● **GIVEN REQUEST**:
Every line of the records below should be restated exactly.

Data entries for graphics

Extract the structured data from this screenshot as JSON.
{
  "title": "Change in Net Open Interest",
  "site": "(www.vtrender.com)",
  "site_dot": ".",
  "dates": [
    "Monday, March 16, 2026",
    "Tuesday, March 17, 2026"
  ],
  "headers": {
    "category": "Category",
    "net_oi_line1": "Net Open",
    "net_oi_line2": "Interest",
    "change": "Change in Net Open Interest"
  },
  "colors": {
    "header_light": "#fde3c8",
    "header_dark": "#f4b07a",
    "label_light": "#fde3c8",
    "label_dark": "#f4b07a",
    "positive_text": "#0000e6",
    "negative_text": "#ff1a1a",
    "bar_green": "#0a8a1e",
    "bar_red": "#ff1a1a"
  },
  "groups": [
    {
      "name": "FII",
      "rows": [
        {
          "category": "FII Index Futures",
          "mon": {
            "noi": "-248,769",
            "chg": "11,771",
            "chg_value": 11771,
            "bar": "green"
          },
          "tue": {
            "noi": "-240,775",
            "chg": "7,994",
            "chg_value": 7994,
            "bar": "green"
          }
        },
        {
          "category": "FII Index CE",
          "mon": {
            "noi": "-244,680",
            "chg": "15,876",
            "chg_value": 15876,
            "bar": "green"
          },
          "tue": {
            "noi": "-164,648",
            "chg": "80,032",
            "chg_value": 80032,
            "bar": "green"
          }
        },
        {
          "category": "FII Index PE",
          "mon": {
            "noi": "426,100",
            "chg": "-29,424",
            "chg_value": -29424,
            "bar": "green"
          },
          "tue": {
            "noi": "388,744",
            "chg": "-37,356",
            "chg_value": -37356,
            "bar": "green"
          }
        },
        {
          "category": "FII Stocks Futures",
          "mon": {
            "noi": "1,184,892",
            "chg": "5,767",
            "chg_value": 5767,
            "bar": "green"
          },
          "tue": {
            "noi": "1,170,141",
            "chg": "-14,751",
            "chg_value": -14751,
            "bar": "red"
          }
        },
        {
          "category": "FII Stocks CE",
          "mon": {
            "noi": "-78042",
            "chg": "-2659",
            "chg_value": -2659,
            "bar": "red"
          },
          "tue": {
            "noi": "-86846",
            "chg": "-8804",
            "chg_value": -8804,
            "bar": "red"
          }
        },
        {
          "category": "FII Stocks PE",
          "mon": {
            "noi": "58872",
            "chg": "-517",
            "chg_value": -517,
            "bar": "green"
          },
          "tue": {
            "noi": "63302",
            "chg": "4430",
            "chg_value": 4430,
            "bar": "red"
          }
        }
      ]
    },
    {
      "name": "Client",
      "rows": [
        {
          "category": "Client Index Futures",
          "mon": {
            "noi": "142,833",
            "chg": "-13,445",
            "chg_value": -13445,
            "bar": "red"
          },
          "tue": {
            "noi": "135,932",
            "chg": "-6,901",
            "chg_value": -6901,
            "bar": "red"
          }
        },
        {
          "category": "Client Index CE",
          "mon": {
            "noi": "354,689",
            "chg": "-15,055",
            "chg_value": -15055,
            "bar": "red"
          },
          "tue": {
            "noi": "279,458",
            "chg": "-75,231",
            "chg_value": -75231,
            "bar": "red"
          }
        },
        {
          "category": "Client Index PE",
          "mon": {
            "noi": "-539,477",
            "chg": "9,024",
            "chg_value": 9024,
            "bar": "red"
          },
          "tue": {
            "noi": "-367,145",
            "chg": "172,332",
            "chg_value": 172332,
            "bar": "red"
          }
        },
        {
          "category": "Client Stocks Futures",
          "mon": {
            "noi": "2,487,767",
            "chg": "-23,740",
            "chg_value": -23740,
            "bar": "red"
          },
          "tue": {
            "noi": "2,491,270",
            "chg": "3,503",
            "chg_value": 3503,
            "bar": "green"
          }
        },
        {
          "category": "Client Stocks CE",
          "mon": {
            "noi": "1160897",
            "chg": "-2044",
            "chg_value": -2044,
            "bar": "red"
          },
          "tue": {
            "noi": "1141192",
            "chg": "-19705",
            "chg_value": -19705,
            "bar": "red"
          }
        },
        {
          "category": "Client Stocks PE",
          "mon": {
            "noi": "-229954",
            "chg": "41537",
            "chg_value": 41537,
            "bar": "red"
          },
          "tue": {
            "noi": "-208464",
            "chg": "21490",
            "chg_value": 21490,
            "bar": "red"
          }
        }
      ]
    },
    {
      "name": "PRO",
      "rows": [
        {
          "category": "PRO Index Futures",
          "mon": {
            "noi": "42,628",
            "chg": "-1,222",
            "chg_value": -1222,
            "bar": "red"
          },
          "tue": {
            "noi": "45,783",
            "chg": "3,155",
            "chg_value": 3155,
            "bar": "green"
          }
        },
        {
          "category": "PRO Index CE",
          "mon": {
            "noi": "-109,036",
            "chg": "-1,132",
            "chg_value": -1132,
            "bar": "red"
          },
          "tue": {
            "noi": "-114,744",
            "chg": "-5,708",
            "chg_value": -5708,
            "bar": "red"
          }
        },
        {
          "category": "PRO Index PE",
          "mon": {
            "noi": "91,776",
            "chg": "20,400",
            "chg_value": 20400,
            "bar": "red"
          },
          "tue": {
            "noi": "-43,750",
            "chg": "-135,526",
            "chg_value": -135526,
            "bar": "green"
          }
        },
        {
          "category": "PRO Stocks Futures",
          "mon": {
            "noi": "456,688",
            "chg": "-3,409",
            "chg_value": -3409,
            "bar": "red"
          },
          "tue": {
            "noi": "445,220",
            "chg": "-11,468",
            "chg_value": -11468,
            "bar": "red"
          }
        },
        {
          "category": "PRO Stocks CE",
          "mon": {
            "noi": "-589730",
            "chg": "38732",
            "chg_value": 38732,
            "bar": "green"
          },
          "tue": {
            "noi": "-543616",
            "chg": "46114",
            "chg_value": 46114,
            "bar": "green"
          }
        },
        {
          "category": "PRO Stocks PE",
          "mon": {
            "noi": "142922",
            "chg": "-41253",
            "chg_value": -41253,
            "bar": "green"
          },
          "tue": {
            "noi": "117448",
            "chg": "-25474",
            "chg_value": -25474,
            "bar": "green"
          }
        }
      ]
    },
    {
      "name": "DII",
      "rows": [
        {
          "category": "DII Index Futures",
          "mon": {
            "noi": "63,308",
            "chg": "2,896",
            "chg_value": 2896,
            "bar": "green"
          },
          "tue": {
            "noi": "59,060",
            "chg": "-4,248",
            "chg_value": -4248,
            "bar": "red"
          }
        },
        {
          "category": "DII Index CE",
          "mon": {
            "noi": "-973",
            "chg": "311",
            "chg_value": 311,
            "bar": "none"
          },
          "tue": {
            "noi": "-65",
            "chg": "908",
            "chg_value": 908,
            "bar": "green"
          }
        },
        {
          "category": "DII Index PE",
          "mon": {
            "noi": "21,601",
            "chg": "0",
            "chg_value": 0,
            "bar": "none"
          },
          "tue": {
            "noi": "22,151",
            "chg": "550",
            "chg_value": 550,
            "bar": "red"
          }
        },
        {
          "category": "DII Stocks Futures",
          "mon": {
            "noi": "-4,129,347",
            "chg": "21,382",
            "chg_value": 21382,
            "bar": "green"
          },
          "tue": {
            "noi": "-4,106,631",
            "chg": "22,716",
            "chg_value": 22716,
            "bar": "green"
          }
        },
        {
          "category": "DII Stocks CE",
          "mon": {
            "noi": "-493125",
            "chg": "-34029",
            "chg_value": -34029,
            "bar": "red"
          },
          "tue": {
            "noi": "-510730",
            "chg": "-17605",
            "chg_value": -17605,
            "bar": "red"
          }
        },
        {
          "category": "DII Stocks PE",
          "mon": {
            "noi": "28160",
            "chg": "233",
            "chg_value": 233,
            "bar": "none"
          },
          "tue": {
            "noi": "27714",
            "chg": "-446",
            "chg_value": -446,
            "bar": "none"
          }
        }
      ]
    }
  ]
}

● **EXERCISE RESULT**:
Extract the structured data from this screenshot as JSON.
{
  "title": "Change in Net Open Interest",
  "site": "(www.vtrender.com)",
  "site_dot": ".",
  "dates": [
    "Monday, March 16, 2026",
    "Tuesday, March 17, 2026"
  ],
  "headers": {
    "category": "Category",
    "net_oi_line1": "Net Open",
    "net_oi_line2": "Interest",
    "change": "Change in Net Open Interest"
  },
  "colors": {
    "header_light": "#fde3c8",
    "header_dark": "#f4b07a",
    "label_light": "#fde3c8",
    "label_dark": "#f4b07a",
    "positive_text": "#0000e6",
    "negative_text": "#ff1a1a",
    "bar_green": "#0a8a1e",
    "bar_red": "#ff1a1a"
  },
  "groups": [
    {
      "name": "FII",
      "rows": [
        {
          "category": "FII Index Futures",
          "mon": {
            "noi": "-248,769",
            "chg": "11,771",
            "chg_value": 11771,
            "bar": "green"
          },
          "tue": {
            "noi": "-240,775",
            "chg": "7,994",
            "chg_value": 7994,
            "bar": "green"
          }
        },
        {
          "category": "FII Index CE",
          "mon": {
            "noi": "-244,680",
            "chg": "15,876",
            "chg_value": 15876,
            "bar": "green"
          },
          "tue": {
            "noi": "-164,648",
            "chg": "80,032",
            "chg_value": 80032,
            "bar": "green"
          }
        },
        {
          "category": "FII Index PE",
          "mon": {
            "noi": "426,100",
            "chg": "-29,424",
            "chg_value": -29424,
            "bar": "green"
          },
          "tue": {
            "noi": "388,744",
            "chg": "-37,356",
            "chg_value": -37356,
            "bar": "green"
          }
        },
        {
          "category": "FII Stocks Futures",
          "mon": {
            "noi": "1,184,892",
            "chg": "5,767",
            "chg_value": 5767,
            "bar": "green"
          },
          "tue": {
            "noi": "1,170,141",
            "chg": "-14,751",
            "chg_value": -14751,
            "bar": "red"
          }
        },
        {
          "category": "FII Stocks CE",
          "mon": {
            "noi": "-78042",
            "chg": "-2659",
            "chg_value": -2659,
            "bar": "red"
          },
          "tue": {
            "noi": "-86846",
            "chg": "-8804",
            "chg_value": -8804,
            "bar": "red"
          }
        },
        {
          "category": "FII Stocks PE",
          "mon": {
            "noi": "58872",
            "chg": "-517",
            "chg_value": -517,
            "bar": "green"
          },
          "tue": {
            "noi": "63302",
            "chg": "4430",
            "chg_value": 4430,
            "bar": "red"
          }
        }
      ]
    },
    {
      "name": "Client",
      "rows": [
        {
          "category": "Client Index Futures",
          "mon": {
            "noi": "142,833",
            "chg": "-13,445",
            "chg_value": -13445,
            "bar": "red"
          },
          "tue": {
            "noi": "135,932",
            "chg": "-6,901",
            "chg_value": -6901,
            "bar": "red"
          }
        },
        {
          "category": "Client Index CE",
          "mon": {
            "noi": "354,689",
            "chg": "-15,055",
            "chg_value": -15055,
            "bar": "red"
          },
          "tue": {
            "noi": "279,458",
            "chg": "-75,231",
            "chg_value": -75231,
            "bar": "red"
          }
        },
        {
          "category": "Client Index PE",
          "mon": {
            "noi": "-539,477",
            "chg": "9,024",
            "chg_value": 9024,
            "bar": "red"
          },
          "tue": {
            "noi": "-367,145",
            "chg": "172,332",
            "chg_value": 172332,
            "bar": "red"
          }
        },
        {
          "category": "Client Stocks Futures",
          "mon": {
            "noi": "2,487,767",
            "chg": "-23,740",
            "chg_value": -23740,
            "bar": "red"
          },
          "tue": {
            "noi": "2,491,270",
            "chg": "3,503",
            "chg_value": 3503,
            "bar": "green"
          }
        },
        {
          "category": "Client Stocks CE",
          "mon": {
            "noi": "1160897",
            "chg": "-2044",
            "chg_value": -2044,
            "bar": "red"
          },
          "tue": {
            "noi": "1141192",
            "chg": "-19705",
            "chg_value": -19705,
            "bar": "red"
          }
        },
        {
          "category": "Client Stocks PE",
          "mon": {
            "noi": "-229954",
            "chg": "41537",
            "chg_value": 41537,
            "bar": "red"
          },
          "tue": {
            "noi": "-208464",
            "chg": "21490",
            "chg_value": 21490,
            "bar": "red"
          }
        }
      ]
    },
    {
      "name": "PRO",
      "rows": [
        {
          "category": "PRO Index Futures",
          "mon": {
            "noi": "42,628",
            "chg": "-1,222",
            "chg_value": -1222,
            "bar": "red"
          },
          "tue": {
            "noi": "45,783",
            "chg": "3,155",
            "chg_value": 3155,
            "bar": "green"
          }
        },
        {
          "category": "PRO Index CE",
          "mon": {
            "noi": "-109,036",
            "chg": "-1,132",
            "chg_value": -1132,
            "bar": "red"
          },
          "tue": {
            "noi": "-114,744",
            "chg": "-5,708",
            "chg_value": -5708,
            "bar": "red"
          }
        },
        {
          "category": "PRO Index PE",
          "mon": {
            "noi": "91,776",
            "chg": "20,400",
            "chg_value": 20400,
            "bar": "red"
          },
          "tue": {
            "noi": "-43,750",
            "chg": "-135,526",
            "chg_value": -135526,
            "bar": "green"
          }
        },
        {
          "category": "PRO Stocks Futures",
          "mon": {
            "noi": "456,688",
            "chg": "-3,409",
            "chg_value": -3409,
            "bar": "red"
          },
          "tue": {
            "noi": "445,220",
            "chg": "-11,468",
            "chg_value": -11468,
            "bar": "red"
          }
        },
        {
          "category": "PRO Stocks CE",
          "mon": {
            "noi": "-589730",
            "chg": "38732",
            "chg_value": 38732,
            "bar": "green"
          },
          "tue": {
            "noi": "-543616",
            "chg": "46114",
            "chg_value": 46114,
            "bar": "green"
          }
        },
        {
          "category": "PRO Stocks PE",
          "mon": {
            "noi": "142922",
            "chg": "-41253",
            "chg_value": -41253,
            "bar": "green"
          },
          "tue": {
            "noi": "117448",
            "chg": "-25474",
            "chg_value": -25474,
            "bar": "green"
          }
        }
      ]
    },
    {
      "name": "DII",
      "rows": [
        {
          "category": "DII Index Futures",
          "mon": {
            "noi": "63,308",
            "chg": "2,896",
            "chg_value": 2896,
            "bar": "green"
          },
          "tue": {
            "noi": "59,060",
            "chg": "-4,248",
            "chg_value": -4248,
            "bar": "red"
          }
        },
        {
          "category": "DII Index CE",
          "mon": {
            "noi": "-973",
            "chg": "311",
            "chg_value": 311,
            "bar": "none"
          },
          "tue": {
            "noi": "-65",
            "chg": "908",
            "chg_value": 908,
            "bar": "green"
          }
        },
        {
          "category": "DII Index PE",
          "mon": {
            "noi": "21,601",
            "chg": "0",
            "chg_value": 0,
            "bar": "none"
          },
          "tue": {
            "noi": "22,151",
            "chg": "550",
            "chg_value": 550,
            "bar": "red"
          }
        },
        {
          "category": "DII Stocks Futures",
          "mon": {
            "noi": "-4,129,347",
            "chg": "21,382",
            "chg_value": 21382,
            "bar": "green"
          },
          "tue": {
            "noi": "-4,106,631",
            "chg": "22,716",
            "chg_value": 22716,
            "bar": "green"
          }
        },
        {
          "category": "DII Stocks CE",
          "mon": {
            "noi": "-493125",
            "chg": "-34029",
            "chg_value": -34029,
            "bar": "red"
          },
          "tue": {
            "noi": "-510730",
            "chg": "-17605",
            "chg_value": -17605,
            "bar": "red"
          }
        },
        {
          "category": "DII Stocks PE",
          "mon": {
            "noi": "28160",
            "chg": "233",
            "chg_value": 233,
            "bar": "none"
          },
          "tue": {
            "noi": "27714",
            "chg": "-446",
            "chg_value": -446,
            "bar": "none"
          }
        }
      ]
    }
  ]
}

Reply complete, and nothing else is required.